#### EXERCISE DETAILS:
Compute how many lines in the entries below contain "costs", and output nothing but the number.

:: EXTRACTED DATA

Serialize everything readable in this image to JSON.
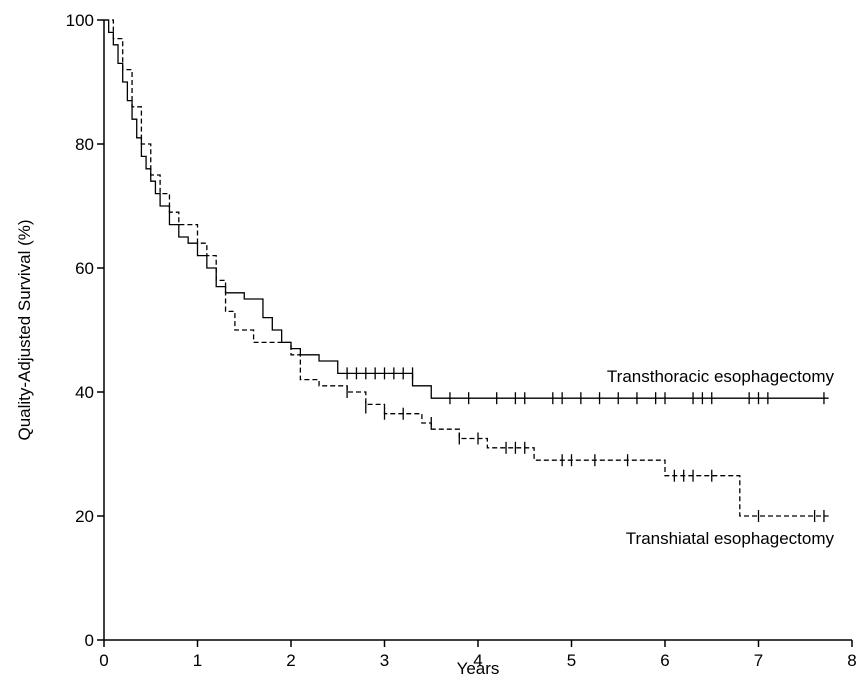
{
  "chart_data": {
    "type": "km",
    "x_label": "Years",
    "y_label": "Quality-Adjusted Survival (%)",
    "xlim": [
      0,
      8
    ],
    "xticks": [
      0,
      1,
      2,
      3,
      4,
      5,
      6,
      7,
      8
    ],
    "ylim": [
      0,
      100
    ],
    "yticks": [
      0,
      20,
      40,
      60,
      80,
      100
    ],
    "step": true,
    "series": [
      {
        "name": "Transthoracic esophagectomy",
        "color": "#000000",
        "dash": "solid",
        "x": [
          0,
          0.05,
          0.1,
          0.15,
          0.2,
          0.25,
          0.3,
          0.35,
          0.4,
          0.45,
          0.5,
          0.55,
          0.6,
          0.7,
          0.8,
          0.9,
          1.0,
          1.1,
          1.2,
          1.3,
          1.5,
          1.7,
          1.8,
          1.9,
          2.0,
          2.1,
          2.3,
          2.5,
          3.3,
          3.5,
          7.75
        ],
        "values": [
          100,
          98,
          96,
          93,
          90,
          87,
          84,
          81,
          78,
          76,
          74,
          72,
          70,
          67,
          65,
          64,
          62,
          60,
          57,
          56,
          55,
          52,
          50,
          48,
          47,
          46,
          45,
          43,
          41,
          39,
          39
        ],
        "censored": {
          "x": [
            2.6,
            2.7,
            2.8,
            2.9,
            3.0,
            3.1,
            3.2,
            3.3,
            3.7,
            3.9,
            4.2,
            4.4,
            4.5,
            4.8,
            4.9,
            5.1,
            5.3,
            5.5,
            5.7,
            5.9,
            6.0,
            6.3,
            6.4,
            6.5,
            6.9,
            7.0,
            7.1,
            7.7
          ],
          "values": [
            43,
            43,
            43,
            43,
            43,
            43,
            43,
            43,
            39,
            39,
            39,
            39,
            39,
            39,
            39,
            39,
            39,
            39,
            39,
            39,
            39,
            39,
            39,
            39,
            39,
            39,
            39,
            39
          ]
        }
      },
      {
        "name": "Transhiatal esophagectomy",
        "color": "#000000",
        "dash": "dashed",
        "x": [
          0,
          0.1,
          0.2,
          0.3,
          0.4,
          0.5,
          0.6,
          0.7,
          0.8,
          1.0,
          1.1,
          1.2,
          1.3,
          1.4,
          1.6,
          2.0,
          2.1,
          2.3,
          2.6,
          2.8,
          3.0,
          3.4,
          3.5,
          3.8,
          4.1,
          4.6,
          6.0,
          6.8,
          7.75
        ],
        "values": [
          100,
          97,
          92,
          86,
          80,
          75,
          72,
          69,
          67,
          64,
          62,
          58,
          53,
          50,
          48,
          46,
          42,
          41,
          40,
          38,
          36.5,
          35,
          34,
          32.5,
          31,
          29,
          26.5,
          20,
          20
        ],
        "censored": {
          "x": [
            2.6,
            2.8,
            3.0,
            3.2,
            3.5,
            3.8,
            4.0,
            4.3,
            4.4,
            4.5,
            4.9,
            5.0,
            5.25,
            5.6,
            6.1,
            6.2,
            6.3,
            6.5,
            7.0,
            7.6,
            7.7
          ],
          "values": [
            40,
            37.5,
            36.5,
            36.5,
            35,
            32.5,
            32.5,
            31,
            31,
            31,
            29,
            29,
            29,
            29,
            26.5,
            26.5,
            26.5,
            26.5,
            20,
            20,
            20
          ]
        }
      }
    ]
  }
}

::::
:: EXTRACTED DATA

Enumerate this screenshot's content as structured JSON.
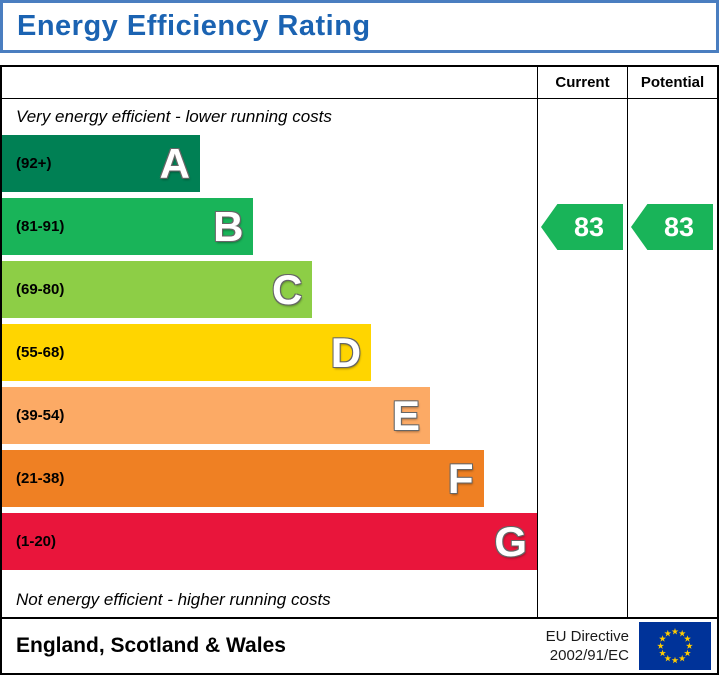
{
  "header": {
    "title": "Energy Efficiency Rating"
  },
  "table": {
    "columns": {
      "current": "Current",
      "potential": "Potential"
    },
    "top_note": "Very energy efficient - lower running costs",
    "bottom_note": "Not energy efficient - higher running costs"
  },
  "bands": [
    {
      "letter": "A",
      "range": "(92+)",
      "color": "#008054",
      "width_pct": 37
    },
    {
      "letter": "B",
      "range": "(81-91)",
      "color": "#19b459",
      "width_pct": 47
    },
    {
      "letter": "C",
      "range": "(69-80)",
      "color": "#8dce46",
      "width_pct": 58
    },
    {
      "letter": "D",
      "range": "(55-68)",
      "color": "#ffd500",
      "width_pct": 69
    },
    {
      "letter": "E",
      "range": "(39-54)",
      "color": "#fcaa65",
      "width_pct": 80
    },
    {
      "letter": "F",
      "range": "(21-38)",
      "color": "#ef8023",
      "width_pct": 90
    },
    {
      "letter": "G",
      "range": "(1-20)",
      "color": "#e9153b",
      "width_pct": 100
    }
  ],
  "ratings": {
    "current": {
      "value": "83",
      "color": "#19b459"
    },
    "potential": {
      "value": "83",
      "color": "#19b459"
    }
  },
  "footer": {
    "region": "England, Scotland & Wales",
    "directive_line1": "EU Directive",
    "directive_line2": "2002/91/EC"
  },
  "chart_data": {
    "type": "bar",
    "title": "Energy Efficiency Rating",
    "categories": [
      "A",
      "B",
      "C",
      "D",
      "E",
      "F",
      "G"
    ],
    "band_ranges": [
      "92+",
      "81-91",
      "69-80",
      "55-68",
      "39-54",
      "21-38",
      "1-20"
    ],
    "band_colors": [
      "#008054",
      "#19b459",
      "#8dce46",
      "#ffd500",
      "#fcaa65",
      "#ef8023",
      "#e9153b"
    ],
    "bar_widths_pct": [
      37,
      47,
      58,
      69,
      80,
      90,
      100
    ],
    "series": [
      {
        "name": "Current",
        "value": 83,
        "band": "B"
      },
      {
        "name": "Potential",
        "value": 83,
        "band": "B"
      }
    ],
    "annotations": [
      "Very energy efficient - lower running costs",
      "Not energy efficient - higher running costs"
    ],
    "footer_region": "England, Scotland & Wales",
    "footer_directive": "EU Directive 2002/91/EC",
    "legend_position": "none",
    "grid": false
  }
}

::::

#### SOLUTION FOR THIS PROBLEM:
4